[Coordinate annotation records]
★ ★ ★ ★ ★
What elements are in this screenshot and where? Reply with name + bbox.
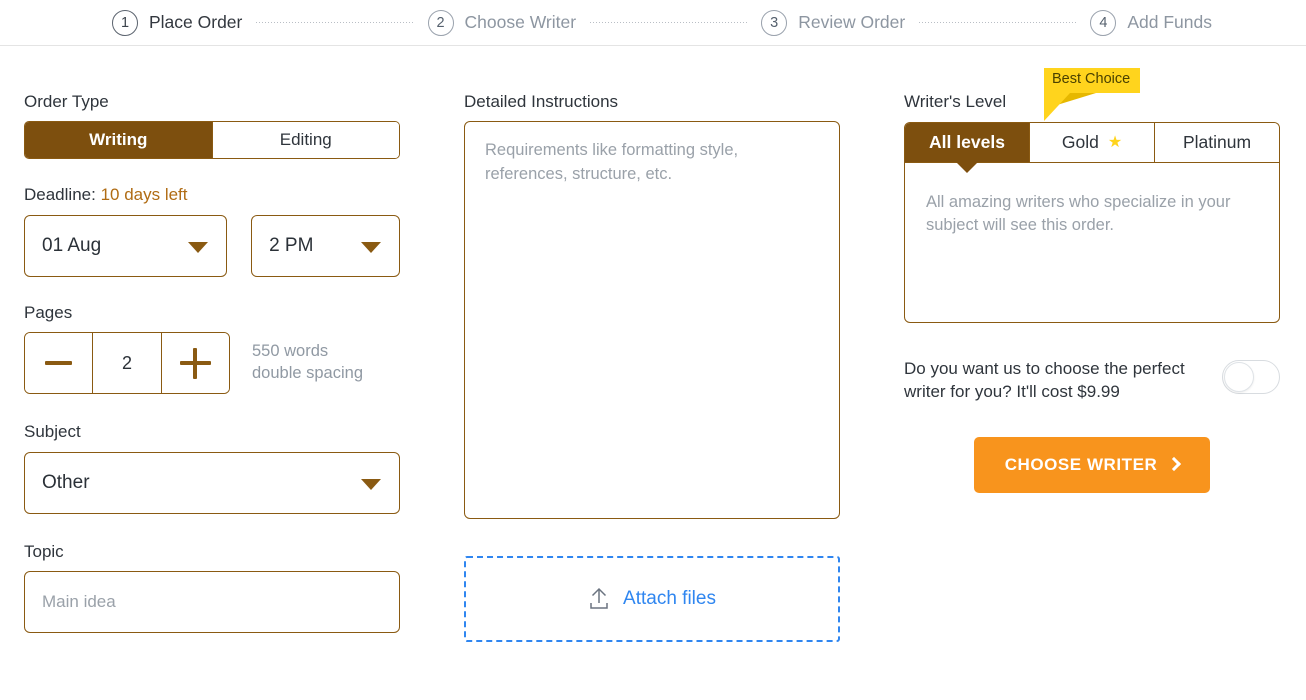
writer-level-column: Writer's Level Best Choice All levels Go… xyxy=(904,68,1280,493)
deadline-label-separator: : xyxy=(91,185,101,205)
plus-icon xyxy=(179,347,211,379)
chevron-down-icon xyxy=(188,241,209,253)
best-choice-badge-label: Best Choice xyxy=(1044,68,1140,93)
perfect-writer-toggle[interactable] xyxy=(1222,360,1280,394)
order-type-label: Order Type xyxy=(24,92,109,111)
order-type-segmented-control[interactable]: Writing Editing xyxy=(24,121,400,160)
order-type-option-editing[interactable]: Editing xyxy=(212,122,399,159)
order-details-column: Order Type Writing Editing Deadline: 10 … xyxy=(24,92,400,633)
step-label: Choose Writer xyxy=(464,12,577,32)
deadline-time-select[interactable]: 2 PM xyxy=(251,214,400,277)
step-review-order[interactable]: 3 Review Order xyxy=(761,9,906,36)
step-label: Add Funds xyxy=(1127,12,1212,32)
step-separator xyxy=(256,22,414,23)
step-choose-writer[interactable]: 2 Choose Writer xyxy=(427,9,577,36)
step-number: 3 xyxy=(761,9,788,36)
deadline-time-value: 2 PM xyxy=(269,234,314,256)
deadline-days-left: 10 days left xyxy=(100,185,188,205)
deadline-date-value: 01 Aug xyxy=(42,234,102,256)
step-separator xyxy=(919,22,1077,23)
instructions-textarea[interactable] xyxy=(464,121,840,520)
step-add-funds[interactable]: 4 Add Funds xyxy=(1090,9,1212,36)
writer-level-tab-platinum[interactable]: Platinum xyxy=(1155,123,1279,162)
attach-files-dropzone[interactable]: Attach files xyxy=(464,556,840,643)
step-number: 4 xyxy=(1090,9,1117,36)
subject-label: Subject xyxy=(24,422,81,442)
topic-label: Topic xyxy=(24,541,64,561)
pages-spacing: double spacing xyxy=(252,364,364,383)
toggle-knob xyxy=(1224,362,1254,392)
pages-stepper: 2 xyxy=(24,332,230,395)
star-icon: ★ xyxy=(1107,133,1123,151)
step-label: Place Order xyxy=(149,12,243,32)
writer-level-tab-gold[interactable]: Gold ★ xyxy=(1030,123,1155,162)
chevron-down-icon xyxy=(361,241,381,253)
upload-icon xyxy=(588,587,610,611)
pages-label: Pages xyxy=(24,302,73,322)
instructions-label: Detailed Instructions xyxy=(464,92,619,111)
instructions-column: Detailed Instructions Attach files xyxy=(464,92,840,643)
best-choice-badge: Best Choice xyxy=(1044,68,1140,121)
step-place-order[interactable]: 1 Place Order xyxy=(112,9,243,36)
writer-level-tab-label: All levels xyxy=(929,132,1005,152)
minus-icon xyxy=(45,361,73,366)
chevron-down-icon xyxy=(361,478,381,490)
writer-level-description: All amazing writers who specialize in yo… xyxy=(904,162,1280,323)
deadline-label: Deadline: 10 days left xyxy=(24,185,400,205)
attach-files-label: Attach files xyxy=(623,588,716,610)
pages-increment-button[interactable] xyxy=(161,333,229,394)
pages-value[interactable]: 2 xyxy=(93,333,162,394)
subject-select[interactable]: Other xyxy=(24,451,400,514)
writer-level-tab-label: Platinum xyxy=(1182,132,1252,152)
pages-word-count: 550 words xyxy=(252,342,329,361)
writer-level-tab-all-levels[interactable]: All levels xyxy=(905,123,1030,173)
step-number: 2 xyxy=(427,9,454,36)
order-type-option-writing[interactable]: Writing xyxy=(25,122,213,159)
subject-value: Other xyxy=(42,471,90,493)
writer-level-tab-label: Gold xyxy=(1061,132,1099,152)
chevron-right-icon xyxy=(1167,457,1182,472)
step-label: Review Order xyxy=(798,12,906,32)
choose-writer-button[interactable]: CHOOSE WRITER xyxy=(974,436,1210,493)
choose-writer-label: CHOOSE WRITER xyxy=(1004,454,1158,474)
pages-word-count-note: 550 words double spacing xyxy=(252,341,363,385)
step-number: 1 xyxy=(112,9,138,36)
best-choice-badge-tail xyxy=(1044,92,1140,121)
step-separator xyxy=(590,22,748,23)
deadline-date-select[interactable]: 01 Aug xyxy=(24,214,228,277)
writer-level-label: Writer's Level xyxy=(904,92,1007,111)
pages-decrement-button[interactable] xyxy=(25,333,94,394)
deadline-label-text: Deadline xyxy=(24,185,92,205)
topic-input[interactable] xyxy=(24,570,400,633)
writer-level-tabs[interactable]: All levels Gold ★ Platinum xyxy=(904,122,1280,173)
order-progress-stepper: 1 Place Order 2 Choose Writer 3 Review O… xyxy=(0,0,1306,46)
perfect-writer-row: Do you want us to choose the perfect wri… xyxy=(904,357,1280,404)
pages-stepper-row: 2 550 words double spacing xyxy=(24,332,400,395)
perfect-writer-text: Do you want us to choose the perfect wri… xyxy=(904,359,1185,402)
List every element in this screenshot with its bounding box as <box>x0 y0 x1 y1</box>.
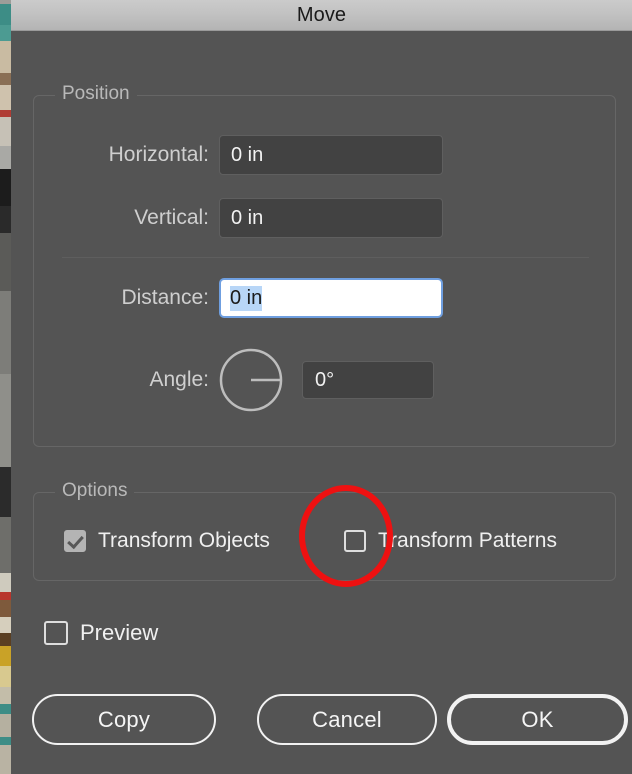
options-group-legend: Options <box>55 480 135 502</box>
background-strip-segment <box>0 686 11 705</box>
empty-checkbox-icon <box>344 530 366 552</box>
empty-checkbox-icon <box>44 621 68 645</box>
angle-field-row: Angle: 0° <box>62 348 434 412</box>
cancel-button[interactable]: Cancel <box>257 694 437 745</box>
background-strip-segment <box>0 85 11 111</box>
background-strip-segment <box>0 599 11 618</box>
background-strip-segment <box>0 116 11 146</box>
vertical-field-row: Vertical: 0 in <box>62 198 443 238</box>
distance-input-selected-text: 0 in <box>230 285 263 311</box>
distance-field-row: Distance: 0 in <box>62 278 443 318</box>
distance-input[interactable]: 0 in <box>219 278 443 318</box>
angle-dial-icon[interactable] <box>219 348 283 412</box>
horizontal-field-row: Horizontal: 0 in <box>62 135 443 175</box>
background-strip-segment <box>0 290 11 374</box>
background-strip-segment <box>0 466 11 517</box>
checkmark-icon <box>64 530 86 552</box>
background-strip-segment <box>0 40 11 74</box>
copy-button[interactable]: Copy <box>32 694 216 745</box>
background-strip-segment <box>0 704 11 714</box>
ok-button[interactable]: OK <box>447 694 628 745</box>
position-separator <box>62 257 589 258</box>
background-strip-segment <box>0 373 11 467</box>
background-strip-segment <box>0 646 11 666</box>
checkbox-transform-patterns[interactable]: Transform Patterns <box>344 529 557 553</box>
checkbox-transform-objects-label: Transform Objects <box>98 529 270 552</box>
checkbox-preview[interactable]: Preview <box>44 620 158 646</box>
position-group: Position Horizontal: 0 in Vertical: 0 in… <box>33 83 616 447</box>
background-strip-segment <box>0 110 11 117</box>
background-strip-segment <box>0 572 11 593</box>
horizontal-input[interactable]: 0 in <box>219 135 443 175</box>
background-strip-segment <box>0 516 11 573</box>
background-strip-segment <box>0 713 11 738</box>
angle-label: Angle: <box>149 368 209 391</box>
background-strip-segment <box>0 205 11 233</box>
background-strip-segment <box>0 232 11 291</box>
background-strip-segment <box>0 665 11 687</box>
background-strip-segment <box>0 737 11 745</box>
move-dialog: Move Position Horizontal: 0 in Vertical:… <box>11 0 632 774</box>
background-strip-segment <box>0 592 11 600</box>
position-group-legend: Position <box>55 83 137 105</box>
background-strip-segment <box>0 632 11 647</box>
background-app-strip <box>0 0 11 774</box>
background-strip-segment <box>0 3 11 26</box>
background-strip-segment <box>0 145 11 170</box>
background-strip-segment <box>0 73 11 85</box>
checkbox-transform-objects[interactable]: Transform Objects <box>64 529 270 553</box>
horizontal-label: Horizontal: <box>108 143 209 166</box>
background-strip-segment <box>0 617 11 633</box>
dialog-title: Move <box>296 4 347 26</box>
distance-label: Distance: <box>121 286 209 309</box>
dialog-titlebar[interactable]: Move <box>11 0 632 31</box>
angle-input[interactable]: 0° <box>302 361 434 399</box>
vertical-label: Vertical: <box>134 206 209 229</box>
background-strip-segment <box>0 25 11 41</box>
checkbox-preview-label: Preview <box>80 620 159 645</box>
background-strip-segment <box>0 744 11 774</box>
vertical-input[interactable]: 0 in <box>219 198 443 238</box>
options-group: Options Transform Objects Transform Patt… <box>33 480 616 581</box>
background-strip-segment <box>0 169 11 206</box>
checkbox-transform-patterns-label: Transform Patterns <box>378 529 557 552</box>
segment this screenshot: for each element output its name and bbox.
★ ★ ★ ★ ★
TASK DETAILS: Copy out everything from the line containing "writer-level-column: Writer's Level" down to the line containing "order-type-segmented-control[interactable]: Writing Editing", both of those lines included.

EXERCISE OUTPUT:
writer-level-column: Writer's Level Best Choice All levels Go… xyxy=(904,68,1280,493)
deadline-label-separator: : xyxy=(91,185,101,205)
plus-icon xyxy=(179,347,211,379)
chevron-down-icon xyxy=(188,241,209,253)
best-choice-badge-label: Best Choice xyxy=(1044,68,1140,93)
perfect-writer-toggle[interactable] xyxy=(1222,360,1280,394)
order-type-label: Order Type xyxy=(24,92,109,111)
order-type-segmented-control[interactable]: Writing Editing xyxy=(24,121,400,160)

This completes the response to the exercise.